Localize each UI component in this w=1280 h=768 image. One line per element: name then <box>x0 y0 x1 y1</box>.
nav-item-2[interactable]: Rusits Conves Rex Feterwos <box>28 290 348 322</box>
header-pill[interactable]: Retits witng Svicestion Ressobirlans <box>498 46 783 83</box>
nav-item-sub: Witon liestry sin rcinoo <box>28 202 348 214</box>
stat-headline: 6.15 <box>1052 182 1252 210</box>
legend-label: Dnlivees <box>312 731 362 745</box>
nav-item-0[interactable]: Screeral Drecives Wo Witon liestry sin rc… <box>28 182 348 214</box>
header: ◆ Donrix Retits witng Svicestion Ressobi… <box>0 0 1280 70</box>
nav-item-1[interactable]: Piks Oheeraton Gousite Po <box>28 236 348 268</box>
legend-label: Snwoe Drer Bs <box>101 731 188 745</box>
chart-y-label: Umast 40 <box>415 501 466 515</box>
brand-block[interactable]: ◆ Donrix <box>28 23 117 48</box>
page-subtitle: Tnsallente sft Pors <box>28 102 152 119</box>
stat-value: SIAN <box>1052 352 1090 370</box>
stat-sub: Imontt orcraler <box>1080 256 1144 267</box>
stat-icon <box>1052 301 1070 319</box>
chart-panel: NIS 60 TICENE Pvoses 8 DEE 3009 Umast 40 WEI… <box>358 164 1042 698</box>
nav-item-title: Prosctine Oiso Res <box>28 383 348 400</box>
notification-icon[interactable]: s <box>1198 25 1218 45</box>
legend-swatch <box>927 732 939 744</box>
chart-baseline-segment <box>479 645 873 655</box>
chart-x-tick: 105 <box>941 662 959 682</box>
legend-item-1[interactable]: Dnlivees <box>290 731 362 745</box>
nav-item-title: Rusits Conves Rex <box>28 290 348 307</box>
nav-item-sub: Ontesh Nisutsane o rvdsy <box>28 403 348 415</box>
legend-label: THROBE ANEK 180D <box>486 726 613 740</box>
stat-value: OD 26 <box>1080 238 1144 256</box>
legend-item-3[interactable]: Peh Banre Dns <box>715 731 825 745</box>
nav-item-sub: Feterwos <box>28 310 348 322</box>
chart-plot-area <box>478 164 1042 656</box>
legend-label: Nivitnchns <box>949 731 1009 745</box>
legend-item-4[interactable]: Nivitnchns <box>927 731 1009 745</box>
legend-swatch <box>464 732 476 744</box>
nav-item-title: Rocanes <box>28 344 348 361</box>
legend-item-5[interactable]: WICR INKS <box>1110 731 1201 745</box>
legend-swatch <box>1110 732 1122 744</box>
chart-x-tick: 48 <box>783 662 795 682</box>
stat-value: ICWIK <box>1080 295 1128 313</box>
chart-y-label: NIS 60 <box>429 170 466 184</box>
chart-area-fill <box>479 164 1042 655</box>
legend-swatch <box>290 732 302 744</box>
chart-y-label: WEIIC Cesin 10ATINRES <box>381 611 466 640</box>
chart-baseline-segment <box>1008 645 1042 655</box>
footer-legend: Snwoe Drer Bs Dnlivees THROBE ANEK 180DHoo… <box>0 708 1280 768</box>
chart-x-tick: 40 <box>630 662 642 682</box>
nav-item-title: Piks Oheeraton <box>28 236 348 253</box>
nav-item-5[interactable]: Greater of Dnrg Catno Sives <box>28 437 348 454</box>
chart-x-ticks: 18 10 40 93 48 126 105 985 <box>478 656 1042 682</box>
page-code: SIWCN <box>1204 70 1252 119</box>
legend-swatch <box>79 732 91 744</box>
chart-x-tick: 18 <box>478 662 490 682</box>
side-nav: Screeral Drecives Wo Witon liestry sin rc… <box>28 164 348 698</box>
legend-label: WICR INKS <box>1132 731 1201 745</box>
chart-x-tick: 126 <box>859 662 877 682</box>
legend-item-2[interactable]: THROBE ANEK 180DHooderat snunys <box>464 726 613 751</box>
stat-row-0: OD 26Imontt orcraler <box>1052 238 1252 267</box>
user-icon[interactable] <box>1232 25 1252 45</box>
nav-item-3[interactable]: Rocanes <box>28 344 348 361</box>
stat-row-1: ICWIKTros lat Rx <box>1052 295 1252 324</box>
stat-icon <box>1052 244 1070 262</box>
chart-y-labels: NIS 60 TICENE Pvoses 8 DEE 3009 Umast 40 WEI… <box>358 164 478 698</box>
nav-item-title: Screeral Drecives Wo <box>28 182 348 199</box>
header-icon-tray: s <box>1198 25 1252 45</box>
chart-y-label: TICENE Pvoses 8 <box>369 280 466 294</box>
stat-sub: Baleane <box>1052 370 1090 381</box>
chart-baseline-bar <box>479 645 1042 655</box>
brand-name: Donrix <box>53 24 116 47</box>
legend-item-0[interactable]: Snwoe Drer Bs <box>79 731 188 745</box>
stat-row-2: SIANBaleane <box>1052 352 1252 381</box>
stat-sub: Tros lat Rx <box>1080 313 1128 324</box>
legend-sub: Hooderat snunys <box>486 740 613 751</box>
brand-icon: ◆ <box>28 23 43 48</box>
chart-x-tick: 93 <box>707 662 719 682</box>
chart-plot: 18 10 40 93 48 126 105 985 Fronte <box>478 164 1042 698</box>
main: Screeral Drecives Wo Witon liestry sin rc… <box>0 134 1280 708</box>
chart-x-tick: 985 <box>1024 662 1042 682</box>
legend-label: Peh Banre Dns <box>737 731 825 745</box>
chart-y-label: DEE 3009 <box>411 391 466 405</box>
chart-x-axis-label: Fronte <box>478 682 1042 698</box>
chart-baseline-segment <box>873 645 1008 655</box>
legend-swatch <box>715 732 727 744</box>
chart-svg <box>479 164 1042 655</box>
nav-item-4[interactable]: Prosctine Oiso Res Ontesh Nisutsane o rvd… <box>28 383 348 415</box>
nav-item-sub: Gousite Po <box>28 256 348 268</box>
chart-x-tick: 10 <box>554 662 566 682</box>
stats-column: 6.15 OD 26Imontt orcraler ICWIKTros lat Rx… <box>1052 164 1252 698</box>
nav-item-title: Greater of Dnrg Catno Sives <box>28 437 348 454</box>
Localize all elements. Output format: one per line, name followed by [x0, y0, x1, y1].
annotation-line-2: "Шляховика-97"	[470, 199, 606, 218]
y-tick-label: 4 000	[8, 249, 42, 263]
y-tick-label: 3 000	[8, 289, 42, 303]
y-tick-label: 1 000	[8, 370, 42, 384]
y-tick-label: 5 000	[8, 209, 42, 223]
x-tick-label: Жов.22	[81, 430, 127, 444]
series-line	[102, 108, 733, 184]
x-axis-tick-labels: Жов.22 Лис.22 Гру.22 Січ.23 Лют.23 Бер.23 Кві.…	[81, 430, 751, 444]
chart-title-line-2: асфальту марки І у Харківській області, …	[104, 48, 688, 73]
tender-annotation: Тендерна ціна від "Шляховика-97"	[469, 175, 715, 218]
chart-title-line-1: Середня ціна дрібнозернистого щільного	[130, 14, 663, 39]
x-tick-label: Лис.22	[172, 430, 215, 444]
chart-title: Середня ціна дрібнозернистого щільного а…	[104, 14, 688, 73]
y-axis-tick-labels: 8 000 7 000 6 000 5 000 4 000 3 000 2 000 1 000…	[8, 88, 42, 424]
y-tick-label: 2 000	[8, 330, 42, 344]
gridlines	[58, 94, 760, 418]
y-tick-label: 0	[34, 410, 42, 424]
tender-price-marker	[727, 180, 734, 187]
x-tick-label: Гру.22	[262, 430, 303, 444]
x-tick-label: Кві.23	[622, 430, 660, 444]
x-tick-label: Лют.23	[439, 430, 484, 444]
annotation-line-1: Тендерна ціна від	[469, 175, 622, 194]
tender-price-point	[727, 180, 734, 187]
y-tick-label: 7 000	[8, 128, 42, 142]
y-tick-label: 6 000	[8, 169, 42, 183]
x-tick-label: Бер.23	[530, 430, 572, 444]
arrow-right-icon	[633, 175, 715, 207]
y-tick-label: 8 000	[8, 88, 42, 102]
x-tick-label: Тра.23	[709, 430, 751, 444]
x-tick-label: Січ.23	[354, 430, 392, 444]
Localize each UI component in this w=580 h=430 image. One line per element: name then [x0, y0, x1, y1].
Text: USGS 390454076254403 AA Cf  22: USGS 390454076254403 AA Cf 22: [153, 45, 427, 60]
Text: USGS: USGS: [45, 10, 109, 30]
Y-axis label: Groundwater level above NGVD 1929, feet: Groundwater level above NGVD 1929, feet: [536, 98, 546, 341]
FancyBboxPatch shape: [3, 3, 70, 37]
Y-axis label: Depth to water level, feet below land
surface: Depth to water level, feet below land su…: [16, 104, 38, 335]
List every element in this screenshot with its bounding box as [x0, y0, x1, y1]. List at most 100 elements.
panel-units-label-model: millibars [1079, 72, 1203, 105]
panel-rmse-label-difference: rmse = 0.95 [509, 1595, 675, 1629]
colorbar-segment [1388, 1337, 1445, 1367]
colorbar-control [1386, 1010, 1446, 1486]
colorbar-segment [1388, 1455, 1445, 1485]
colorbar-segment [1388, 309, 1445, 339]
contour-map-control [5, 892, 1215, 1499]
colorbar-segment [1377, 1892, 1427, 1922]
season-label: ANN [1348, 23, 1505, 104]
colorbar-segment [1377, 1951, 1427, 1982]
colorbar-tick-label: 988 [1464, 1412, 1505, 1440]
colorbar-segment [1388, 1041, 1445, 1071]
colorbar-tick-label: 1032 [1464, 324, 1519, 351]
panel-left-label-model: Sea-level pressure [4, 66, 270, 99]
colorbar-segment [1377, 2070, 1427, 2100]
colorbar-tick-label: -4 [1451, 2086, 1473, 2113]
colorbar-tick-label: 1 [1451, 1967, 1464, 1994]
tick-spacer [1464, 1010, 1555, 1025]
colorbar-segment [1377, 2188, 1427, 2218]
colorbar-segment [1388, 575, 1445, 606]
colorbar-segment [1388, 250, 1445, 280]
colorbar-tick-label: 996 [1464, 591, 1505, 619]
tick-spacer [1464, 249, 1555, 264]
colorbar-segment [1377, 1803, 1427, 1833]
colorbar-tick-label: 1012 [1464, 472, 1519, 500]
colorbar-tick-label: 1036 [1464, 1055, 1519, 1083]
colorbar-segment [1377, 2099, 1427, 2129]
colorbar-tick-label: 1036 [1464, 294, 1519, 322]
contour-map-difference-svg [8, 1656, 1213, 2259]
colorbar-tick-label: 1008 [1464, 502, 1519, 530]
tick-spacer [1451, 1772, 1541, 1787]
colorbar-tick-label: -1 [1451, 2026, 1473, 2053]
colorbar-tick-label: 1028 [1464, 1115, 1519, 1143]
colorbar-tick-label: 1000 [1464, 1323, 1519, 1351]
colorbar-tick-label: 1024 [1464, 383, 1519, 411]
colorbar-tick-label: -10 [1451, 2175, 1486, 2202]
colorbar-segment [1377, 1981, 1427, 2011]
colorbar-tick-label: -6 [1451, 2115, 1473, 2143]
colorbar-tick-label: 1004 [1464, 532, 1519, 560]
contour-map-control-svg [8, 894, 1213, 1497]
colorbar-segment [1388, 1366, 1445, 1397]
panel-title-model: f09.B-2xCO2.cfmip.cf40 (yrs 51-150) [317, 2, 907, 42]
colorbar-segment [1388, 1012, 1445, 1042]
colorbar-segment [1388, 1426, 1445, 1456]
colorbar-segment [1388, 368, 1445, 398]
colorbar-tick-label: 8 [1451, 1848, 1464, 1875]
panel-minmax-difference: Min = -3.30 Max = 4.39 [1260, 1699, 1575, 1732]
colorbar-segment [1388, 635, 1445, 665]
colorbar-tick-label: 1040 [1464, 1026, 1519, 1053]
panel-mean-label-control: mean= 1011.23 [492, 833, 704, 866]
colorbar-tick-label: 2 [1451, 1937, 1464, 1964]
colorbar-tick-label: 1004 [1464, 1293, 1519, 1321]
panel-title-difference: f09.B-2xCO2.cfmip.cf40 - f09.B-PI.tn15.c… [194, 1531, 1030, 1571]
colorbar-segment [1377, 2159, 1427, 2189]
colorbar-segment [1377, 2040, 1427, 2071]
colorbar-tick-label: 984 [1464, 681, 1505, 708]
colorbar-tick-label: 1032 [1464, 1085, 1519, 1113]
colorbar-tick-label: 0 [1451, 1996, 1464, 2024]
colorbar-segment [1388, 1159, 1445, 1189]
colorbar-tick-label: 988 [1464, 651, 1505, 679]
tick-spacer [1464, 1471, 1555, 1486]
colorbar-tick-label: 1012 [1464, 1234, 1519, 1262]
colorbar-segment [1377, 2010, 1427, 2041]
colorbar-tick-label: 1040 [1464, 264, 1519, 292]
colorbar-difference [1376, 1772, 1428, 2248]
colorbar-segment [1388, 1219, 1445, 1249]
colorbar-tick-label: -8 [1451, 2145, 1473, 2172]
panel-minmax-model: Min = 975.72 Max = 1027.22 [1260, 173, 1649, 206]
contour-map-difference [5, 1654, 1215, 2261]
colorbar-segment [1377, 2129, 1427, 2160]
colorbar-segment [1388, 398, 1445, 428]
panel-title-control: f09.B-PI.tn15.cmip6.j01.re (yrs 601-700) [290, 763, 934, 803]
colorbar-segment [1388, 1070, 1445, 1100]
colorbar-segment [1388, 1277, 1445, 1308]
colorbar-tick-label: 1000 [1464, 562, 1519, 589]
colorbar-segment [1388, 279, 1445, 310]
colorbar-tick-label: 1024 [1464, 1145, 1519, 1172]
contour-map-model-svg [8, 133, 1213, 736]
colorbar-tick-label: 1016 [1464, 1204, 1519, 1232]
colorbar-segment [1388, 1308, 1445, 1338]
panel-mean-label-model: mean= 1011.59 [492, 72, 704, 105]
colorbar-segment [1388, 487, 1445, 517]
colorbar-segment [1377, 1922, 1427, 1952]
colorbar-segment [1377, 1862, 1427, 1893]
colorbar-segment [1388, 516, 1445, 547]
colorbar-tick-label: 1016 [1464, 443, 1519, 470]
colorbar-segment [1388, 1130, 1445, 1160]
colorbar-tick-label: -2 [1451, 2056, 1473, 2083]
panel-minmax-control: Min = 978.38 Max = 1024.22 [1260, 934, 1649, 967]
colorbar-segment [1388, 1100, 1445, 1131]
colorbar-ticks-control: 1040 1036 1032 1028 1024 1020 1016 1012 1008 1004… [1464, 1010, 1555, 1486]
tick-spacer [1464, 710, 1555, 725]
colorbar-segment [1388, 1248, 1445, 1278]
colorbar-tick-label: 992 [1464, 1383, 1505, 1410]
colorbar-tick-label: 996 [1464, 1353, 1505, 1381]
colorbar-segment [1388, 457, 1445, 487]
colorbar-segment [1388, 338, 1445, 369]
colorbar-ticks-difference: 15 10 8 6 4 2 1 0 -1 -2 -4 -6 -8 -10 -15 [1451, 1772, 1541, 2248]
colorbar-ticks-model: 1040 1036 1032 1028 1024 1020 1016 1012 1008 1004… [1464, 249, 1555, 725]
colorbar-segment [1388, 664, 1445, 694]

---*---

Do this:
Please copy the listing word for word, from its first line through the line containing "chart-y-label: NIS 60", including both of those lines.

Written solution:
Localize each UI component in this w=1280 h=768 image. One line per element: name then <box>x0 y0 x1 y1</box>.
nav-item-2[interactable]: Rusits Conves Rex Feterwos <box>28 290 348 322</box>
header-pill[interactable]: Retits witng Svicestion Ressobirlans <box>498 46 783 83</box>
nav-item-sub: Witon liestry sin rcinoo <box>28 202 348 214</box>
stat-headline: 6.15 <box>1052 182 1252 210</box>
legend-label: Dnlivees <box>312 731 362 745</box>
nav-item-0[interactable]: Screeral Drecives Wo Witon liestry sin rc… <box>28 182 348 214</box>
header: ◆ Donrix Retits witng Svicestion Ressobi… <box>0 0 1280 70</box>
nav-item-1[interactable]: Piks Oheeraton Gousite Po <box>28 236 348 268</box>
legend-label: Snwoe Drer Bs <box>101 731 188 745</box>
chart-y-label: Umast 40 <box>415 501 466 515</box>
brand-block[interactable]: ◆ Donrix <box>28 23 117 48</box>
page-subtitle: Tnsallente sft Pors <box>28 102 152 119</box>
stat-value: SIAN <box>1052 352 1090 370</box>
stat-sub: Imontt orcraler <box>1080 256 1144 267</box>
stat-icon <box>1052 301 1070 319</box>
chart-panel: NIS 60 TICENE Pvoses 8 DEE 3009 Umast 40 WEI… <box>358 164 1042 698</box>
nav-item-title: Prosctine Oiso Res <box>28 383 348 400</box>
notification-icon[interactable]: s <box>1198 25 1218 45</box>
legend-swatch <box>927 732 939 744</box>
chart-baseline-segment <box>479 645 873 655</box>
chart-x-tick: 105 <box>941 662 959 682</box>
legend-item-1[interactable]: Dnlivees <box>290 731 362 745</box>
nav-item-title: Rusits Conves Rex <box>28 290 348 307</box>
nav-item-sub: Ontesh Nisutsane o rvdsy <box>28 403 348 415</box>
legend-label: THROBE ANEK 180D <box>486 726 613 740</box>
stat-value: OD 26 <box>1080 238 1144 256</box>
legend-item-3[interactable]: Peh Banre Dns <box>715 731 825 745</box>
nav-item-sub: Feterwos <box>28 310 348 322</box>
chart-plot-area <box>478 164 1042 656</box>
legend-label: Nivitnchns <box>949 731 1009 745</box>
legend-item-4[interactable]: Nivitnchns <box>927 731 1009 745</box>
legend-swatch <box>464 732 476 744</box>
nav-item-title: Rocanes <box>28 344 348 361</box>
legend-item-5[interactable]: WICR INKS <box>1110 731 1201 745</box>
legend-swatch <box>1110 732 1122 744</box>
chart-x-tick: 48 <box>783 662 795 682</box>
stat-value: ICWIK <box>1080 295 1128 313</box>
chart-y-label: NIS 60 <box>429 170 466 184</box>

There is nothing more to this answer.